■ Written exercise ■
Only the number is wanted: how many lines contain "JSON"?

* begin Materials provided *

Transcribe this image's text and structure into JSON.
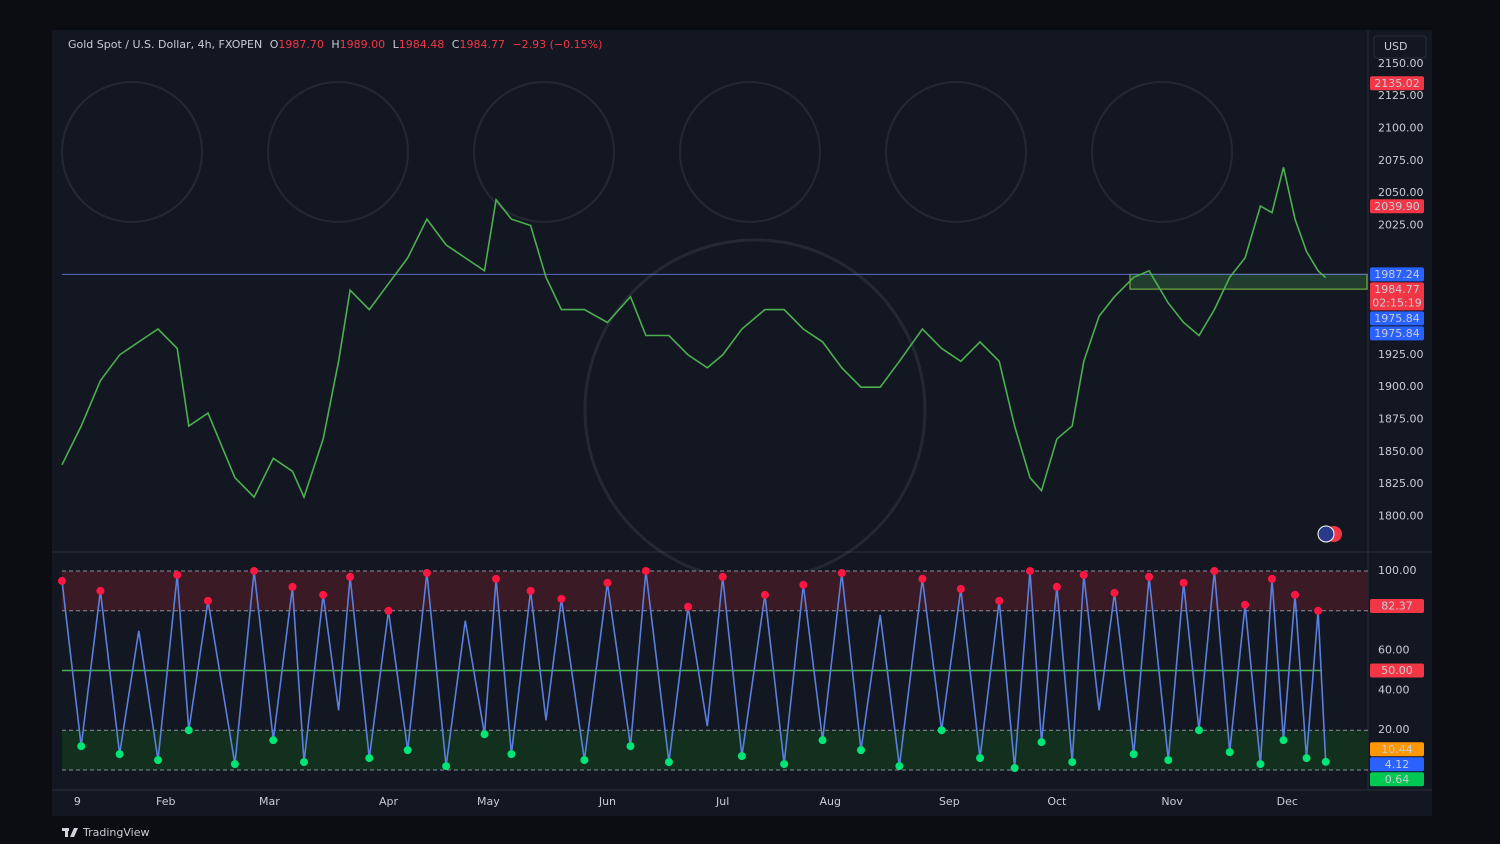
{
  "ui": {
    "symbol": "Gold Spot / U.S. Dollar, 4h, FXOPEN",
    "ohlc": [
      {
        "key": "O",
        "value": "1987.70"
      },
      {
        "key": "H",
        "value": "1989.00"
      },
      {
        "key": "L",
        "value": "1984.48"
      },
      {
        "key": "C",
        "value": "1984.77"
      }
    ],
    "change": "−2.93 (−0.15%)",
    "currency": "USD",
    "brand": "TradingView"
  },
  "chart_data": [
    {
      "type": "line",
      "color": "#4caf50",
      "x": [
        0,
        5,
        10,
        15,
        20,
        25,
        30,
        33,
        38,
        45,
        50,
        55,
        60,
        63,
        68,
        72,
        75,
        80,
        85,
        90,
        95,
        100,
        105,
        110,
        113,
        117,
        122,
        126,
        130,
        136,
        142,
        148,
        152,
        158,
        163,
        168,
        172,
        177,
        183,
        188,
        193,
        198,
        203,
        208,
        213,
        218,
        224,
        229,
        234,
        239,
        244,
        248,
        252,
        255,
        259,
        263,
        266,
        270,
        274,
        279,
        283,
        288,
        292,
        296,
        300,
        304,
        308,
        312,
        315,
        318,
        321,
        324,
        327,
        329
      ],
      "values": [
        1840,
        1870,
        1905,
        1925,
        1935,
        1945,
        1930,
        1870,
        1880,
        1830,
        1815,
        1845,
        1835,
        1815,
        1860,
        1920,
        1975,
        1960,
        1980,
        2000,
        2030,
        2010,
        2000,
        1990,
        2045,
        2030,
        2025,
        1985,
        1960,
        1960,
        1950,
        1970,
        1940,
        1940,
        1925,
        1915,
        1925,
        1945,
        1960,
        1960,
        1945,
        1935,
        1915,
        1900,
        1900,
        1920,
        1945,
        1930,
        1920,
        1935,
        1920,
        1870,
        1830,
        1820,
        1860,
        1870,
        1920,
        1955,
        1970,
        1985,
        1990,
        1965,
        1950,
        1940,
        1960,
        1985,
        2000,
        2040,
        2035,
        2070,
        2030,
        2005,
        1990,
        1984.77
      ],
      "xlim": [
        0,
        340
      ],
      "xticks": [
        {
          "value": 4,
          "label": "9"
        },
        {
          "value": 27,
          "label": "Feb"
        },
        {
          "value": 54,
          "label": "Mar"
        },
        {
          "value": 85,
          "label": "Apr"
        },
        {
          "value": 111,
          "label": "May"
        },
        {
          "value": 142,
          "label": "Jun"
        },
        {
          "value": 172,
          "label": "Jul"
        },
        {
          "value": 200,
          "label": "Aug"
        },
        {
          "value": 231,
          "label": "Sep"
        },
        {
          "value": 259,
          "label": "Oct"
        },
        {
          "value": 289,
          "label": "Nov"
        },
        {
          "value": 319,
          "label": "Dec"
        }
      ],
      "ylim": [
        1778,
        2153
      ],
      "yticks": [
        {
          "value": 1800,
          "label": "1800.00"
        },
        {
          "value": 1825,
          "label": "1825.00"
        },
        {
          "value": 1850,
          "label": "1850.00"
        },
        {
          "value": 1875,
          "label": "1875.00"
        },
        {
          "value": 1900,
          "label": "1900.00"
        },
        {
          "value": 1925,
          "label": "1925.00"
        },
        {
          "value": 2025,
          "label": "2025.00"
        },
        {
          "value": 2050,
          "label": "2050.00"
        },
        {
          "value": 2075,
          "label": "2075.00"
        },
        {
          "value": 2100,
          "label": "2100.00"
        },
        {
          "value": 2125,
          "label": "2125.00"
        },
        {
          "value": 2150,
          "label": "2150.00"
        }
      ],
      "price_labels": [
        {
          "value": 2135.02,
          "color": "#f23645"
        },
        {
          "value": 2039.9,
          "label": "2039.90",
          "color": "#f23645"
        },
        {
          "value": 1987.24,
          "color": "#2962ff"
        },
        {
          "value": 1984.77,
          "color": "#f23645",
          "countdown": "02:15:19"
        },
        {
          "value": 1975.84,
          "color": "#2962ff"
        },
        {
          "value": 1975.84,
          "color": "#2962ff"
        }
      ]
    },
    {
      "type": "line",
      "color": "#5b7fde",
      "x": [
        0,
        5,
        10,
        15,
        20,
        25,
        30,
        33,
        38,
        45,
        50,
        55,
        60,
        63,
        68,
        72,
        75,
        80,
        85,
        90,
        95,
        100,
        105,
        110,
        113,
        117,
        122,
        126,
        130,
        136,
        142,
        148,
        152,
        158,
        163,
        168,
        172,
        177,
        183,
        188,
        193,
        198,
        203,
        208,
        213,
        218,
        224,
        229,
        234,
        239,
        244,
        248,
        252,
        255,
        259,
        263,
        266,
        270,
        274,
        279,
        283,
        288,
        292,
        296,
        300,
        304,
        308,
        312,
        315,
        318,
        321,
        324,
        327,
        329
      ],
      "values": [
        95,
        12,
        90,
        8,
        70,
        5,
        98,
        20,
        85,
        3,
        100,
        15,
        92,
        4,
        88,
        30,
        97,
        6,
        80,
        10,
        99,
        2,
        75,
        18,
        96,
        8,
        90,
        25,
        86,
        5,
        94,
        12,
        100,
        4,
        82,
        22,
        97,
        7,
        88,
        3,
        93,
        15,
        99,
        10,
        78,
        2,
        96,
        20,
        91,
        6,
        85,
        1,
        100,
        14,
        92,
        4,
        98,
        30,
        89,
        8,
        97,
        5,
        94,
        20,
        100,
        9,
        83,
        3,
        96,
        15,
        88,
        6,
        80,
        4.12
      ],
      "xlim": [
        0,
        340
      ],
      "ylim": [
        -5,
        105.5
      ],
      "yticks": [
        {
          "value": 20,
          "label": "20.00"
        },
        {
          "value": 40,
          "label": "40.00"
        },
        {
          "value": 60,
          "label": "60.00"
        },
        {
          "value": 100,
          "label": "100.00"
        }
      ],
      "bands": [
        {
          "from": 80,
          "to": 100,
          "color": "#3a1a24"
        },
        {
          "from": 0,
          "to": 20,
          "color": "#13301f"
        }
      ],
      "midline": 50,
      "price_labels": [
        {
          "value": 82.37,
          "color": "#f23645"
        },
        {
          "value": 50,
          "label": "50.00",
          "color": "#f23645"
        },
        {
          "value": 10.44,
          "color": "#ff9800"
        },
        {
          "value": 4.12,
          "color": "#2962ff"
        },
        {
          "value": 0.64,
          "color": "#00c853"
        }
      ]
    }
  ]
}
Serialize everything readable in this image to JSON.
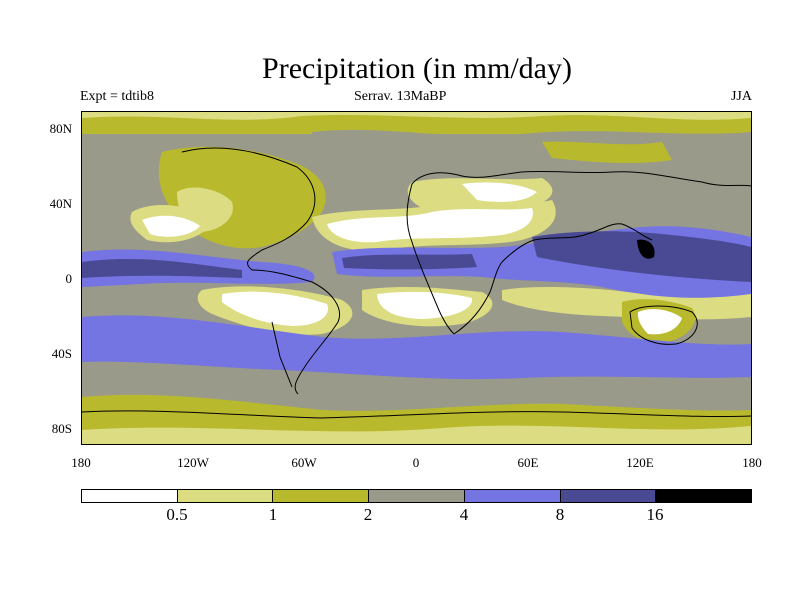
{
  "title": "Precipitation (in mm/day)",
  "experiment": "Expt = tdtib8",
  "subtitle": "Serrav.   13MaBP",
  "season": "JJA",
  "y_axis_labels": [
    "80N",
    "40N",
    "0",
    "40S",
    "80S"
  ],
  "x_axis_labels": [
    "180",
    "120W",
    "60W",
    "0",
    "60E",
    "120E",
    "180"
  ],
  "colorbar": {
    "colors": [
      "#ffffff",
      "#dcdc82",
      "#b9b92d",
      "#9a9a8a",
      "#7474e2",
      "#4a4a94",
      "#000000"
    ],
    "labels": [
      "0.5",
      "1",
      "2",
      "4",
      "8",
      "16"
    ]
  }
}
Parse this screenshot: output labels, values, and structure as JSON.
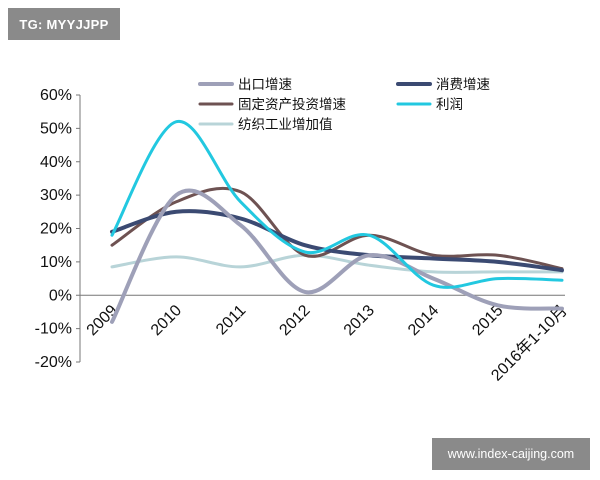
{
  "header": {
    "tag": "TG: MYYJJPP"
  },
  "footer": {
    "watermark": "www.index-caijing.com"
  },
  "chart_data": {
    "type": "line",
    "categories": [
      "2009",
      "2010",
      "2011",
      "2012",
      "2013",
      "2014",
      "2015",
      "2016年1-10月"
    ],
    "ylim": [
      -0.2,
      0.6
    ],
    "y_ticks": [
      {
        "value": 0.6,
        "label": "60%"
      },
      {
        "value": 0.5,
        "label": "50%"
      },
      {
        "value": 0.4,
        "label": "40%"
      },
      {
        "value": 0.3,
        "label": "30%"
      },
      {
        "value": 0.2,
        "label": "20%"
      },
      {
        "value": 0.1,
        "label": "10%"
      },
      {
        "value": 0.0,
        "label": "0%"
      },
      {
        "value": -0.1,
        "label": "-10%"
      },
      {
        "value": -0.2,
        "label": "-20%"
      }
    ],
    "grid": false,
    "legend_position": "top-right",
    "series": [
      {
        "name": "出口增速",
        "color": "#9ea0b8",
        "values": [
          -0.08,
          0.3,
          0.21,
          0.01,
          0.12,
          0.05,
          -0.03,
          -0.04
        ]
      },
      {
        "name": "消费增速",
        "color": "#3b4a72",
        "values": [
          0.19,
          0.25,
          0.23,
          0.15,
          0.12,
          0.11,
          0.1,
          0.075
        ]
      },
      {
        "name": "固定资产投资增速",
        "color": "#6e5252",
        "values": [
          0.15,
          0.28,
          0.31,
          0.12,
          0.18,
          0.12,
          0.12,
          0.08
        ]
      },
      {
        "name": "利润",
        "color": "#22c8e0",
        "values": [
          0.18,
          0.52,
          0.28,
          0.13,
          0.18,
          0.03,
          0.05,
          0.045
        ]
      },
      {
        "name": "纺织工业增加值",
        "color": "#b8d4d8",
        "values": [
          0.085,
          0.115,
          0.085,
          0.12,
          0.09,
          0.07,
          0.07,
          0.07
        ]
      }
    ]
  }
}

* end Materials provided *

■ The answer ■
3